--- Start of Records shown ---

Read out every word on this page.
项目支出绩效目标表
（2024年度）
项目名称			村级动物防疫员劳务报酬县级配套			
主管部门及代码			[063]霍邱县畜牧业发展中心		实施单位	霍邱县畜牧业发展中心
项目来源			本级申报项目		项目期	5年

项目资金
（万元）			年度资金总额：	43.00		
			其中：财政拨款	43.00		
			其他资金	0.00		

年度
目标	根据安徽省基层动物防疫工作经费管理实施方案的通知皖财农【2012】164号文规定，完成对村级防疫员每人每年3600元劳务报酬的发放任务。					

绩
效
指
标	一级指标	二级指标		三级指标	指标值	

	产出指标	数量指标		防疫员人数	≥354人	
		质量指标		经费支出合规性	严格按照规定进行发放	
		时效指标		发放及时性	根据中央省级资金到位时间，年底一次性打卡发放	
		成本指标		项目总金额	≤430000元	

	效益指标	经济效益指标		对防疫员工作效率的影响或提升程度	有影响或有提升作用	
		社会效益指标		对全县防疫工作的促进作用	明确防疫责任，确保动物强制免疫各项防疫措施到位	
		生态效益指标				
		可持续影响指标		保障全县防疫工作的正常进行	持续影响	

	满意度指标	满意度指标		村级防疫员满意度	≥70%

--- End of Records shown ---

Set problem:
Reproduce all the records precisely.

Correct result:
Read out every word on this page.
项目支出绩效目标表
（2024年度）
项目名称			村级动物防疫员劳务报酬县级配套			
主管部门及代码			[063]霍邱县畜牧业发展中心		实施单位	霍邱县畜牧业发展中心
项目来源			本级申报项目		项目期	5年

项目资金
（万元）			年度资金总额：	43.00		
			其中：财政拨款	43.00		
			其他资金	0.00		

年度
目标	根据安徽省基层动物防疫工作经费管理实施方案的通知皖财农【2012】164号文规定，完成对村级防疫员每人每年3600元劳务报酬的发放任务。					

绩
效
指
标	一级指标	二级指标		三级指标	指标值	

	产出指标	数量指标		防疫员人数	≥354人	
		质量指标		经费支出合规性	严格按照规定进行发放	
		时效指标		发放及时性	根据中央省级资金到位时间，年底一次性打卡发放	
		成本指标		项目总金额	≤430000元	

	效益指标	经济效益指标		对防疫员工作效率的影响或提升程度	有影响或有提升作用	
		社会效益指标		对全县防疫工作的促进作用	明确防疫责任，确保动物强制免疫各项防疫措施到位	
		生态效益指标				
		可持续影响指标		保障全县防疫工作的正常进行	持续影响	

	满意度指标	满意度指标		村级防疫员满意度	≥70%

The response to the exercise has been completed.